* [Written task]
Repeat everything in the material exactly.

--- start Data provided ---

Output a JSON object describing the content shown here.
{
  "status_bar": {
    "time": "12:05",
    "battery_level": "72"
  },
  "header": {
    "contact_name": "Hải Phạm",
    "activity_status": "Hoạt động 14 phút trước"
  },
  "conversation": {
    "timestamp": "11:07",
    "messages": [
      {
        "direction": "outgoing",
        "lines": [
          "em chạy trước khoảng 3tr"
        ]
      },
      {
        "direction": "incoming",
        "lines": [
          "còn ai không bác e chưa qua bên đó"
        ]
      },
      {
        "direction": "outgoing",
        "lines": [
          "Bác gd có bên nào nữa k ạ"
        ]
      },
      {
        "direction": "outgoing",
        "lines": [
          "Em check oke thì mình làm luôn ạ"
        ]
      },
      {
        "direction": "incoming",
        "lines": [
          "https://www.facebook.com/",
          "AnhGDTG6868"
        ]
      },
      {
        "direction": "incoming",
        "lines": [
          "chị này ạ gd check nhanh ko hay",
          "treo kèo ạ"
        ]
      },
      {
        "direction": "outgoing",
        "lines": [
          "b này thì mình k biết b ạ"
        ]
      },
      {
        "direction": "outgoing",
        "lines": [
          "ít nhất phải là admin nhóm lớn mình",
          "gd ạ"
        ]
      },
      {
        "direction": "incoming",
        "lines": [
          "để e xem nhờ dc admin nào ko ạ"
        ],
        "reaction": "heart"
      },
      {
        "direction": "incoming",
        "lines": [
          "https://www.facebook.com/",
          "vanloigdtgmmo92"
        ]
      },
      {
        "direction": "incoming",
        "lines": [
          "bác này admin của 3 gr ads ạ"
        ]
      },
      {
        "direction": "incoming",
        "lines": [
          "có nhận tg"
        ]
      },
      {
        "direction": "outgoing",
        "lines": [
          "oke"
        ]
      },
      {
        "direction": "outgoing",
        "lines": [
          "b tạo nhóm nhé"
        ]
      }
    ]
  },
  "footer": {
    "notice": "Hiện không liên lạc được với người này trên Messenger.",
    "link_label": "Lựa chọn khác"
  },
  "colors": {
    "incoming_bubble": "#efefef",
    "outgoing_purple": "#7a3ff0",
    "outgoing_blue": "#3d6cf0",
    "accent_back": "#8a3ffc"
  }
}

--- end Data provided ---

* [Task result]
Output a JSON object describing the content shown here.
{
  "status_bar": {
    "time": "12:05",
    "battery_level": "72"
  },
  "header": {
    "contact_name": "Hải Phạm",
    "activity_status": "Hoạt động 14 phút trước"
  },
  "conversation": {
    "timestamp": "11:07",
    "messages": [
      {
        "direction": "outgoing",
        "lines": [
          "em chạy trước khoảng 3tr"
        ]
      },
      {
        "direction": "incoming",
        "lines": [
          "còn ai không bác e chưa qua bên đó"
        ]
      },
      {
        "direction": "outgoing",
        "lines": [
          "Bác gd có bên nào nữa k ạ"
        ]
      },
      {
        "direction": "outgoing",
        "lines": [
          "Em check oke thì mình làm luôn ạ"
        ]
      },
      {
        "direction": "incoming",
        "lines": [
          "https://www.facebook.com/",
          "AnhGDTG6868"
        ]
      },
      {
        "direction": "incoming",
        "lines": [
          "chị này ạ gd check nhanh ko hay",
          "treo kèo ạ"
        ]
      },
      {
        "direction": "outgoing",
        "lines": [
          "b này thì mình k biết b ạ"
        ]
      },
      {
        "direction": "outgoing",
        "lines": [
          "ít nhất phải là admin nhóm lớn mình",
          "gd ạ"
        ]
      },
      {
        "direction": "incoming",
        "lines": [
          "để e xem nhờ dc admin nào ko ạ"
        ],
        "reaction": "heart"
      },
      {
        "direction": "incoming",
        "lines": [
          "https://www.facebook.com/",
          "vanloigdtgmmo92"
        ]
      },
      {
        "direction": "incoming",
        "lines": [
          "bác này admin của 3 gr ads ạ"
        ]
      },
      {
        "direction": "incoming",
        "lines": [
          "có nhận tg"
        ]
      },
      {
        "direction": "outgoing",
        "lines": [
          "oke"
        ]
      },
      {
        "direction": "outgoing",
        "lines": [
          "b tạo nhóm nhé"
        ]
      }
    ]
  },
  "footer": {
    "notice": "Hiện không liên lạc được với người này trên Messenger.",
    "link_label": "Lựa chọn khác"
  },
  "colors": {
    "incoming_bubble": "#efefef",
    "outgoing_purple": "#7a3ff0",
    "outgoing_blue": "#3d6cf0",
    "accent_back": "#8a3ffc"
  }
}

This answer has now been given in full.